Exercise aim.
Tally how many lines of these entries hold the string "Average". Return the number alone.

>>>>>

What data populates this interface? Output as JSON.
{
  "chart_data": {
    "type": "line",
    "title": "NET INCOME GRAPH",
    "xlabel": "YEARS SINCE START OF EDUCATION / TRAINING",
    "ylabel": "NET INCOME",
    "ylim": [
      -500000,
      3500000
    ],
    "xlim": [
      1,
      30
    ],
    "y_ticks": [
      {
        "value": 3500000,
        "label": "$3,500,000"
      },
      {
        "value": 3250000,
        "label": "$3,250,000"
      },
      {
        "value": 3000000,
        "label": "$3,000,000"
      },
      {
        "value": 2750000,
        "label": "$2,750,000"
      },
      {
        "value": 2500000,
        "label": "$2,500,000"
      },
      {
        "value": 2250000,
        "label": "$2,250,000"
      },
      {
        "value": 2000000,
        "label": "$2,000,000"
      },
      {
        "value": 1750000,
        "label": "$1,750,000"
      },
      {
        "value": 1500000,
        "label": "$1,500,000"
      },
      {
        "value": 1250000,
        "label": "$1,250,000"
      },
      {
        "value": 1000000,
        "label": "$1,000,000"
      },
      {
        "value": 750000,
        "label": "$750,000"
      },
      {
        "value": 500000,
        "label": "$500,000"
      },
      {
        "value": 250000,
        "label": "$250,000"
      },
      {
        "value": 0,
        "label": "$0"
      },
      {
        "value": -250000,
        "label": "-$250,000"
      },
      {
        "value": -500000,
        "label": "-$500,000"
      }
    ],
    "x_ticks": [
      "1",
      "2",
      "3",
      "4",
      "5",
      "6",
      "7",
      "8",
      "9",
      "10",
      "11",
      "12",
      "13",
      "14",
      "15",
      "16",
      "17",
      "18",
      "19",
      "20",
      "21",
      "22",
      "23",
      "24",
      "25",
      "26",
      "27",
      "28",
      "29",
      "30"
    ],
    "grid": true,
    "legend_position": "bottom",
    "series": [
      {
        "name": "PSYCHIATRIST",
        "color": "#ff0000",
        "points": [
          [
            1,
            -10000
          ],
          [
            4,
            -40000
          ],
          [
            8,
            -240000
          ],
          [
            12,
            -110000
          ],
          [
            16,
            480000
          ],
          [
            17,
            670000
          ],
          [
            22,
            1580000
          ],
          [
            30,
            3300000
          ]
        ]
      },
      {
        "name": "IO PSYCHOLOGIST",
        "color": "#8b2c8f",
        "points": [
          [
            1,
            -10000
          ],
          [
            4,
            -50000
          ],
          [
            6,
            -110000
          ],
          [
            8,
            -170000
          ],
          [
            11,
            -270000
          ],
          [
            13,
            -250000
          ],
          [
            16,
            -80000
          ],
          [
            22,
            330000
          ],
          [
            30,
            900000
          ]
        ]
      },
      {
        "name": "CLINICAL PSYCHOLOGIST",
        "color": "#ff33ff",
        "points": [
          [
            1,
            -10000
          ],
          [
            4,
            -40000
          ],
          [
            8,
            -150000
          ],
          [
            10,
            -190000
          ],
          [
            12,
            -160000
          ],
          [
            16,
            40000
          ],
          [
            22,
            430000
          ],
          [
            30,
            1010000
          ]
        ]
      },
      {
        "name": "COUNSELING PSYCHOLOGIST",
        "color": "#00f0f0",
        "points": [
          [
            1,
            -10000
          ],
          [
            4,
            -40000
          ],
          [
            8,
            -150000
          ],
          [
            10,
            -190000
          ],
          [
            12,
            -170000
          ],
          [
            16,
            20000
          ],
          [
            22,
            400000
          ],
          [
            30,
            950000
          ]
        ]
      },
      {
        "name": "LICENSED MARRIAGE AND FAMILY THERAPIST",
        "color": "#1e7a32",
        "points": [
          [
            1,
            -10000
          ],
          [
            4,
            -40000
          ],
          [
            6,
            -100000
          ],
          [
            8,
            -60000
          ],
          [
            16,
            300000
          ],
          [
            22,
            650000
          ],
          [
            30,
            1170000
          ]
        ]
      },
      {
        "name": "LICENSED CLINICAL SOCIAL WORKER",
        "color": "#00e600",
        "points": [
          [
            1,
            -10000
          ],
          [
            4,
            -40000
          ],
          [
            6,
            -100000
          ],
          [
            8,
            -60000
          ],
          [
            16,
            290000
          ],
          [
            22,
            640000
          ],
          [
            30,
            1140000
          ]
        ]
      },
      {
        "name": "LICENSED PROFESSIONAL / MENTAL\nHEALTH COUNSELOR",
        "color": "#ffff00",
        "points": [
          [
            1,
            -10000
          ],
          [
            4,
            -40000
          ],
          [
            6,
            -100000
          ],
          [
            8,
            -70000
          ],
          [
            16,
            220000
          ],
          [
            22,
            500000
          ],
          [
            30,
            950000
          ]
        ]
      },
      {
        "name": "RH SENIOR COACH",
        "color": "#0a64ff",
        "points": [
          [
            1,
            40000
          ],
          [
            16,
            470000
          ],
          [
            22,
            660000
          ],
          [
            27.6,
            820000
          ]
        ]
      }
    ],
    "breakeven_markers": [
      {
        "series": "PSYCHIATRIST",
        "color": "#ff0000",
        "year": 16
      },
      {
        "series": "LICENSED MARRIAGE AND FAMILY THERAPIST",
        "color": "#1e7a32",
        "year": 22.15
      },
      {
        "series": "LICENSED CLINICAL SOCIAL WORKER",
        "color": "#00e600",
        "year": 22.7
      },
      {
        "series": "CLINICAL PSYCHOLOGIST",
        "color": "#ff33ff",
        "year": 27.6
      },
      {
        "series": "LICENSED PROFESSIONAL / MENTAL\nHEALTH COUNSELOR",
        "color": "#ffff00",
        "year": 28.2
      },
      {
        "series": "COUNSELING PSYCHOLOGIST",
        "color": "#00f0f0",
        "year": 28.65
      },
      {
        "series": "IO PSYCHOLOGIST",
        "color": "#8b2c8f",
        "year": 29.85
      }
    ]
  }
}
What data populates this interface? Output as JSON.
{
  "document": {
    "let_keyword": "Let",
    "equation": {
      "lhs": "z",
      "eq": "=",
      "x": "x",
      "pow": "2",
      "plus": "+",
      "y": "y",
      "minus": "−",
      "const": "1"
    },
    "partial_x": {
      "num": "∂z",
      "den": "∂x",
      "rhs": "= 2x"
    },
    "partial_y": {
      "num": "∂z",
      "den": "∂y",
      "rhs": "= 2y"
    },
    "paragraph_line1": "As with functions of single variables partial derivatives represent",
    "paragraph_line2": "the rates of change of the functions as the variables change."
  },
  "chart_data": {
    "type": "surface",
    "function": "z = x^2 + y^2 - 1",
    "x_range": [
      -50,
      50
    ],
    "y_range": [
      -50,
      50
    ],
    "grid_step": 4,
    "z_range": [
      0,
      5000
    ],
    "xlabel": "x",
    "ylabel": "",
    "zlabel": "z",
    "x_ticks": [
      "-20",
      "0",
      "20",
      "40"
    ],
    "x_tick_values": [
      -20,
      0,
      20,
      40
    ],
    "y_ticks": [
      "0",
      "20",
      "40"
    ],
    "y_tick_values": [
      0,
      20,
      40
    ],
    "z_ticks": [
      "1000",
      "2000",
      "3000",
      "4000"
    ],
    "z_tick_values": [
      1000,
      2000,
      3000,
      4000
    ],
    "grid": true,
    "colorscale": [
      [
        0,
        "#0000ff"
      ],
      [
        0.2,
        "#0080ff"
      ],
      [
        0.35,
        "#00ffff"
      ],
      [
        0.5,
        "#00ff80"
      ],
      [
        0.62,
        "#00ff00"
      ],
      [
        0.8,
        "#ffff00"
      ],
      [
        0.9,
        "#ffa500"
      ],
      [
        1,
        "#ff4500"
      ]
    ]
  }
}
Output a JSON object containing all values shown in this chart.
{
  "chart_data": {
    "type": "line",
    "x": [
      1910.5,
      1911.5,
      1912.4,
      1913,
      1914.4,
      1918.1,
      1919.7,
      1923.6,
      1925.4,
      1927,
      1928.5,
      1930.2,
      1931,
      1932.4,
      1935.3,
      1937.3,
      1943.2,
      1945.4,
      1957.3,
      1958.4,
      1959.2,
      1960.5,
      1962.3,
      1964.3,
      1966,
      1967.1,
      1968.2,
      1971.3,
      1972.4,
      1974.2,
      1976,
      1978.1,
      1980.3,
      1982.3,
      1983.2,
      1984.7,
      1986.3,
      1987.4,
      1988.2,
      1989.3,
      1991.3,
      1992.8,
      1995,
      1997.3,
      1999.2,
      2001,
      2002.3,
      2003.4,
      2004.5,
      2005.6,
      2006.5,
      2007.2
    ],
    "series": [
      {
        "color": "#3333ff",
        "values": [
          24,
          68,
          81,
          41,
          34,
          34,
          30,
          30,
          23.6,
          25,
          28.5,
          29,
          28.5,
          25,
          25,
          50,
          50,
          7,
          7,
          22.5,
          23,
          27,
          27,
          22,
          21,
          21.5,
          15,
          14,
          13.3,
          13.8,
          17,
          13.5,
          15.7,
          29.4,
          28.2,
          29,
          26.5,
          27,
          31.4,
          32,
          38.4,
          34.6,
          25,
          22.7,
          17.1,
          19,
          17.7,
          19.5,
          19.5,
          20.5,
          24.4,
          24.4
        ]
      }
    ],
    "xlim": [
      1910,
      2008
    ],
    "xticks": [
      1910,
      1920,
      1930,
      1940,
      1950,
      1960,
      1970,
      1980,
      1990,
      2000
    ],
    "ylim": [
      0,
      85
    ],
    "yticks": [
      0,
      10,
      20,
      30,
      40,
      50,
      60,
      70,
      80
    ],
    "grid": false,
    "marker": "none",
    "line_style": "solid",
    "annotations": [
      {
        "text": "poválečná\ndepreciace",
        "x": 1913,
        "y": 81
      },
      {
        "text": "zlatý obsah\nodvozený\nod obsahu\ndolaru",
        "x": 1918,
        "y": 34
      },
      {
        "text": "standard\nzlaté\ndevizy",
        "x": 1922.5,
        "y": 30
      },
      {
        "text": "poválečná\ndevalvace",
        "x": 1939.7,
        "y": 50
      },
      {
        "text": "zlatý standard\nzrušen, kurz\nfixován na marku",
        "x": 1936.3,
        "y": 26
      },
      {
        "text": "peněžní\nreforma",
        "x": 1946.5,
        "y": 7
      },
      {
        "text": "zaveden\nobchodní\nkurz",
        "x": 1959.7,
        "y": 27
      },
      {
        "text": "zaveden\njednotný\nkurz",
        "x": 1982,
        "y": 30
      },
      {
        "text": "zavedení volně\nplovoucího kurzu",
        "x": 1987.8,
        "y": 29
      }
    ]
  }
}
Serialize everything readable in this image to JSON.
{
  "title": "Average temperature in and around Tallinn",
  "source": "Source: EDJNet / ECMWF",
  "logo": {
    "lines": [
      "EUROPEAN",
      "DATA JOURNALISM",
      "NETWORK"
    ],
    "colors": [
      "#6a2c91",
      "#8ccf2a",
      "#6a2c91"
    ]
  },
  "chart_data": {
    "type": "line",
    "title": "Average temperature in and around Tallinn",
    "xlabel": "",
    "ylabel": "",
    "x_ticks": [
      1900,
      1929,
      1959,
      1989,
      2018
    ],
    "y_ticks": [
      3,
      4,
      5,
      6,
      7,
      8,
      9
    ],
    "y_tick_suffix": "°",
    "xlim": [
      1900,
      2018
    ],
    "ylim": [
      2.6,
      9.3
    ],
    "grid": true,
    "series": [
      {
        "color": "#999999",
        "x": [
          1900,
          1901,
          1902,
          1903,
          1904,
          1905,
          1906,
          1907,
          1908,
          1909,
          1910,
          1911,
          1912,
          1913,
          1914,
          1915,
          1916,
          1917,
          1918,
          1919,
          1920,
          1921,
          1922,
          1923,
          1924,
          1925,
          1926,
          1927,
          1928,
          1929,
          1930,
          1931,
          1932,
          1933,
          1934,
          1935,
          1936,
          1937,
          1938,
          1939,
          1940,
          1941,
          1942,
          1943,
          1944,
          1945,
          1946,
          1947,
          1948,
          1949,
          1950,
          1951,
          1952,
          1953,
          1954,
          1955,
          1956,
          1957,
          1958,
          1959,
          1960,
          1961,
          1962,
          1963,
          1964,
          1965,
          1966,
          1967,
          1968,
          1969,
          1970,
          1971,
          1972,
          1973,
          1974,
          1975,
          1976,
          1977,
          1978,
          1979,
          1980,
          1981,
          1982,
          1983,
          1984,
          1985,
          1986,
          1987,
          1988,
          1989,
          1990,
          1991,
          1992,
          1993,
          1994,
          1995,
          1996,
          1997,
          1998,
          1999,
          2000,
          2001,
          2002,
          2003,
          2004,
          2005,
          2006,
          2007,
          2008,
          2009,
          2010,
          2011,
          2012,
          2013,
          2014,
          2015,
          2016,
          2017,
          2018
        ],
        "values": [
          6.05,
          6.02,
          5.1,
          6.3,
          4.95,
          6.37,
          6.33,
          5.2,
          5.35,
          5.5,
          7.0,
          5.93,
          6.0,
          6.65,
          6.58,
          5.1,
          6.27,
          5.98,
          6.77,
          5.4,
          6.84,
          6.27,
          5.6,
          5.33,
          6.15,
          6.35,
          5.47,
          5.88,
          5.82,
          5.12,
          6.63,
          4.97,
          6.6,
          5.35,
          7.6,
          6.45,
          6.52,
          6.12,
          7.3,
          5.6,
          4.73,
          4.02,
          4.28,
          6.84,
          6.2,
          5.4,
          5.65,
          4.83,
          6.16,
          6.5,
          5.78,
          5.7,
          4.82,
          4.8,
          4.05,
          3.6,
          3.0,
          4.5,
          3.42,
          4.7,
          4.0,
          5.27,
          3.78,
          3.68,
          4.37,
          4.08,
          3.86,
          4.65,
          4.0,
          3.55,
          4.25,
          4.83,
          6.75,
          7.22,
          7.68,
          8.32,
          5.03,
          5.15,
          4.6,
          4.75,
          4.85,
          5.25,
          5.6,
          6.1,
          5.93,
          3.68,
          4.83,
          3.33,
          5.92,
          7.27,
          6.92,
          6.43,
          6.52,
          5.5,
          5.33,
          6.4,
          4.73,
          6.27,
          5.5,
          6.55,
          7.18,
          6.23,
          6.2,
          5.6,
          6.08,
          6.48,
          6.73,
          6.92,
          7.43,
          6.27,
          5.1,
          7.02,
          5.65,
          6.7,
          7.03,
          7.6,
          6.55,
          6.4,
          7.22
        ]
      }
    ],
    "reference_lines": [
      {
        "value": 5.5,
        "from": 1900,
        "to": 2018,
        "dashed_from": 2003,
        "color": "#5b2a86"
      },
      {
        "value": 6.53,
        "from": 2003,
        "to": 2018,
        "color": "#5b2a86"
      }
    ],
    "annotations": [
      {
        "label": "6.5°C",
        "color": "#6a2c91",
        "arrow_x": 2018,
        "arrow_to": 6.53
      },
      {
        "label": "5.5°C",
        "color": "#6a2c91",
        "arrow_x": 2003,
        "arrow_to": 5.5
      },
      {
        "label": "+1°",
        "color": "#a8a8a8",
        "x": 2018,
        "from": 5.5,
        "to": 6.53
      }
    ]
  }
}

<<<<<

Result below.
2